JOB:
Below are some records. Say how many of their lines contain the string "ЭКСТРАКТ", and give nothing but the number.
## START
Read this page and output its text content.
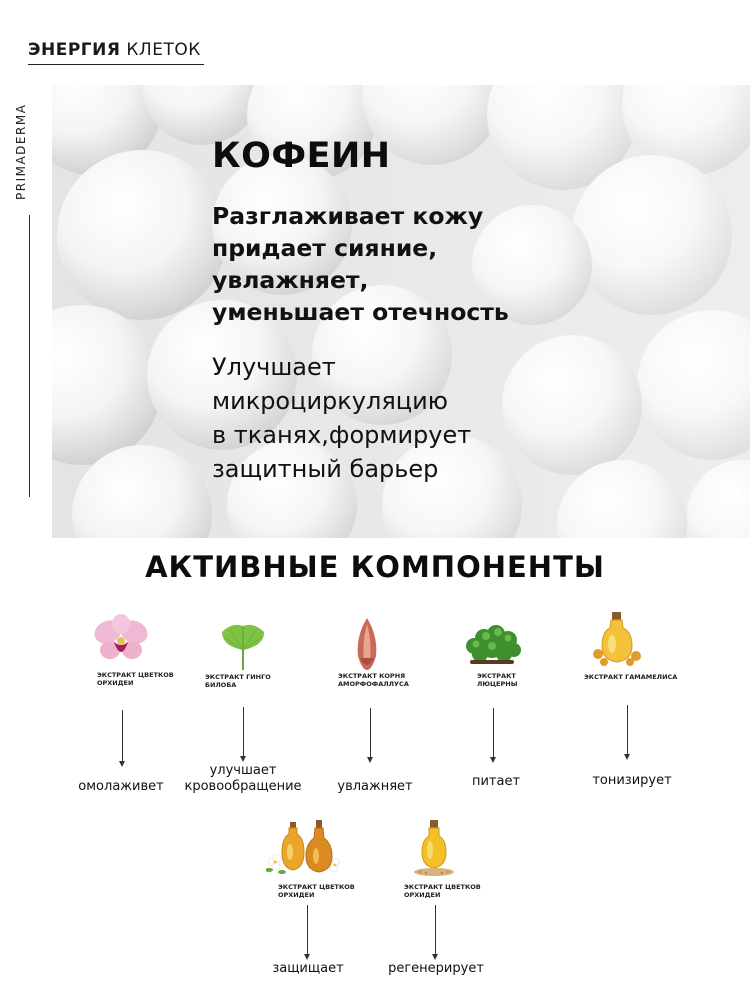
ЭНЕРГИЯ КЛЕТОК
PRIMADERMA	КОФЕИН
Разглаживает кожу
придает сияние,
увлажняет,
уменьшает отечность
Улучшает
микроциркуляцию
в тканях,формирует
защитный барьер
АКТИВНЫЕ КОМПОНЕНТЫ
ЭКСТРАКТ ЦВЕТКОВ
ОРХИДЕИ
омолаживет
ЭКСТРАКТ ГИНГО
БИЛОБА
улучшает
кровообращение
ЭКСТРАКТ КОРНЯ
АМОРФОФАЛЛУСА
увлажняет
ЭКСТРАКТ
ЛЮЦЕРНЫ
питает
ЭКСТРАКТ ГАМАМЕЛИСА
тонизирует
ЭКСТРАКТ ЦВЕТКОВ
ОРХИДЕИ
защищает
ЭКСТРАКТ ЦВЕТКОВ
ОРХИДЕИ
регенерирует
## END
EXERCISE ANSWER:
7